## BEGIN

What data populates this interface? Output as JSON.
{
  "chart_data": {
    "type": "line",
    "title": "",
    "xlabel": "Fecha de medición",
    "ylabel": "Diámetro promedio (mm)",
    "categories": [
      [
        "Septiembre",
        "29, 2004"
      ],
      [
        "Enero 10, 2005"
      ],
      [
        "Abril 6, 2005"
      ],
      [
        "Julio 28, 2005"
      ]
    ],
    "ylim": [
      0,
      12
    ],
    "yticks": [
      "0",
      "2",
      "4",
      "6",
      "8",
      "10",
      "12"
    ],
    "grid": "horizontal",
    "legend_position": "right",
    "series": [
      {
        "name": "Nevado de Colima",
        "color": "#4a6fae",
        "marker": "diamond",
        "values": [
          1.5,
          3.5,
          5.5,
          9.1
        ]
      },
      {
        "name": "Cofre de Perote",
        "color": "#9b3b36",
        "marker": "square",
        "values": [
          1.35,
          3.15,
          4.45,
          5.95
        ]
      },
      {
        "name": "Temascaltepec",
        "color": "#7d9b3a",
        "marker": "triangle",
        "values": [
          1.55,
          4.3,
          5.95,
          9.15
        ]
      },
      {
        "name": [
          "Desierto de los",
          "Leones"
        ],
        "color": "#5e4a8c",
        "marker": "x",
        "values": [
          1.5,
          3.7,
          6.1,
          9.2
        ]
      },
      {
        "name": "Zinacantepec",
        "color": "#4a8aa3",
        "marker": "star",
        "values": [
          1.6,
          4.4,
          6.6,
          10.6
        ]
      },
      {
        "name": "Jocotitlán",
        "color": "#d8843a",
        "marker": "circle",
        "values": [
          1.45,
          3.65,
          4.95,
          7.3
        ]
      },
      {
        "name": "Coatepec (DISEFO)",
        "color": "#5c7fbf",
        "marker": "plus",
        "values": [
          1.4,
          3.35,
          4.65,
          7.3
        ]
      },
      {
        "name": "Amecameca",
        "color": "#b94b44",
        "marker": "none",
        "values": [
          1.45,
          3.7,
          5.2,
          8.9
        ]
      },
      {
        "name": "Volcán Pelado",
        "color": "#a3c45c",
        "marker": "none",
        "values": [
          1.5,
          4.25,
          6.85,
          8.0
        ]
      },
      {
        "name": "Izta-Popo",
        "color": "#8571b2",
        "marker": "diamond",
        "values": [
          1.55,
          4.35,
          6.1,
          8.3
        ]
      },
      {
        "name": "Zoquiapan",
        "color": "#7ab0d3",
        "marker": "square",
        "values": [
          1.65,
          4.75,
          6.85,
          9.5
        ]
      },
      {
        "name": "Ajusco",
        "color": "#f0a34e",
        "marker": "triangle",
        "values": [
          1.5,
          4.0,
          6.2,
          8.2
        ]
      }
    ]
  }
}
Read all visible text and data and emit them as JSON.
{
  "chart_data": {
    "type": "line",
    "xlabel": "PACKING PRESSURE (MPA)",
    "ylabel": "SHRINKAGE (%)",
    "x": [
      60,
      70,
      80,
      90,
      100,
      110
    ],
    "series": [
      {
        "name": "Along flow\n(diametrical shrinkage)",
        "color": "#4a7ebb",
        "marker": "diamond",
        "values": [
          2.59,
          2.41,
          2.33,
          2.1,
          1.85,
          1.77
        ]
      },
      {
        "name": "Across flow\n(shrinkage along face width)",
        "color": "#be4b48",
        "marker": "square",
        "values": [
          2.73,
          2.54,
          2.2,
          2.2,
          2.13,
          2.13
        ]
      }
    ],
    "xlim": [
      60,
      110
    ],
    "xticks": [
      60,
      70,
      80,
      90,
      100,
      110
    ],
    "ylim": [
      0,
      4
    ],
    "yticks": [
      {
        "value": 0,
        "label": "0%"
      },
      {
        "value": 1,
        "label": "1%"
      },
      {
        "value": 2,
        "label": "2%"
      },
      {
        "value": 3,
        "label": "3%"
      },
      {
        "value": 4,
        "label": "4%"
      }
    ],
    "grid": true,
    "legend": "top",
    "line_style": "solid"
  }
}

## END
## BEGIN

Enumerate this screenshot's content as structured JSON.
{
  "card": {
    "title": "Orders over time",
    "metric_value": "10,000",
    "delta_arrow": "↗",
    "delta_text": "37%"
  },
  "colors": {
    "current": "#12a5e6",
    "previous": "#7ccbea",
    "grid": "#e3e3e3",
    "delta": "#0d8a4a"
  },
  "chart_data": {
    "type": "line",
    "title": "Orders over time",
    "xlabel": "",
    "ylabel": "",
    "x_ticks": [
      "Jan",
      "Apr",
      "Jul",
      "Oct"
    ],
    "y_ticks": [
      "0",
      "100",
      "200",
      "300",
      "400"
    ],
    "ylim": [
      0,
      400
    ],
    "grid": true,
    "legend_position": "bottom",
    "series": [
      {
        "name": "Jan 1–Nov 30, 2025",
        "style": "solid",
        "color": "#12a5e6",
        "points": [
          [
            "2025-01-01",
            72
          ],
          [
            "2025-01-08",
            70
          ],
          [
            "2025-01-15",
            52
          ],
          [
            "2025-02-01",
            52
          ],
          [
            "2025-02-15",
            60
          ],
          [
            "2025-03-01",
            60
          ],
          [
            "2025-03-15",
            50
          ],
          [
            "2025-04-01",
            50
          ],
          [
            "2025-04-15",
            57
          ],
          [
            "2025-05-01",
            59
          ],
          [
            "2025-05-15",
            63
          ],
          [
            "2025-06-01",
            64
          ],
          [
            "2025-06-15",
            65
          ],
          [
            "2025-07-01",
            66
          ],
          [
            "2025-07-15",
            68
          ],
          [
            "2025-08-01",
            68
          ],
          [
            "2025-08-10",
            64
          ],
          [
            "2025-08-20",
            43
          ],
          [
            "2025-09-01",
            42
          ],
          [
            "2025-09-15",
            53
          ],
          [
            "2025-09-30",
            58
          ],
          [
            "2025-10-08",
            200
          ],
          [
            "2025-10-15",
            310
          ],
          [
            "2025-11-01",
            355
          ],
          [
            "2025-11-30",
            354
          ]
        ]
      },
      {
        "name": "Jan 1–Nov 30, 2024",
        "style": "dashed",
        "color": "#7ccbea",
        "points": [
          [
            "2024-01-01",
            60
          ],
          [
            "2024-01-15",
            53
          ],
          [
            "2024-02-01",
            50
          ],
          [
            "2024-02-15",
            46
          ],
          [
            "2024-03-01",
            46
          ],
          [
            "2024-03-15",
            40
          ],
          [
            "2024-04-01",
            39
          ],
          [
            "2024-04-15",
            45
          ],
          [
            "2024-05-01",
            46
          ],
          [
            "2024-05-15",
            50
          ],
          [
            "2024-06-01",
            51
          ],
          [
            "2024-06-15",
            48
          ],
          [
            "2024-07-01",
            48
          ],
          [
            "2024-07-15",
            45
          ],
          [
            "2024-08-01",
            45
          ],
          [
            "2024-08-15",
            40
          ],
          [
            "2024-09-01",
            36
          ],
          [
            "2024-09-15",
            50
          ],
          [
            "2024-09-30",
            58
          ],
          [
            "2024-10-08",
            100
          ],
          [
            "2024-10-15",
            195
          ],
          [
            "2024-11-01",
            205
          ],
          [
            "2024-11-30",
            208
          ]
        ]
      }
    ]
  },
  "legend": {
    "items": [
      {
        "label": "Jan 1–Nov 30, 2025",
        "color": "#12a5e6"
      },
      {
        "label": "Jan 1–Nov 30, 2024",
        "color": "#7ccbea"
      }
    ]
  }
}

## END
## BEGIN

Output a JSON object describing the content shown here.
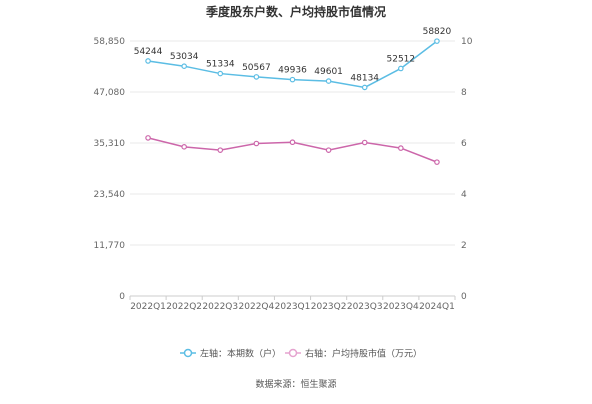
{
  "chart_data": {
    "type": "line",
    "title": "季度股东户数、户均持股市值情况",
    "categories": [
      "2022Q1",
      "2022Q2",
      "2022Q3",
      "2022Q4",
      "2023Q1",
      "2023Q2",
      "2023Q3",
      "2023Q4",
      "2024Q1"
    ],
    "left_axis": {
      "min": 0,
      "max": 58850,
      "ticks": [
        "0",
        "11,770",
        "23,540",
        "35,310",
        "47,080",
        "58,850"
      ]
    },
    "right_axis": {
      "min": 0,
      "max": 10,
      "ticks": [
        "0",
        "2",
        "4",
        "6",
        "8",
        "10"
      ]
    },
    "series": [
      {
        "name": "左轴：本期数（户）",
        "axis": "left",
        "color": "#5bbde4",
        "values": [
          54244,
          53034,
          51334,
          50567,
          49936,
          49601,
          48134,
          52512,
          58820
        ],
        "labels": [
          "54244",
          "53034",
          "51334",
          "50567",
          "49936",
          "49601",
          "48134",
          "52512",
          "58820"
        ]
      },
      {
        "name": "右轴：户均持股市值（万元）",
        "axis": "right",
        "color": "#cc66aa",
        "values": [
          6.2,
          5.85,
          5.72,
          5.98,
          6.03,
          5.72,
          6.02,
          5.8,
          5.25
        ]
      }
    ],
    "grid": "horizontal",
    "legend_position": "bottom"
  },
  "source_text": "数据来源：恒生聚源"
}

## END

#### Problem to solve:
Your answer should be a single number: the count of lines in the listing that contain the word "JSON".

#### Solution to this task:
4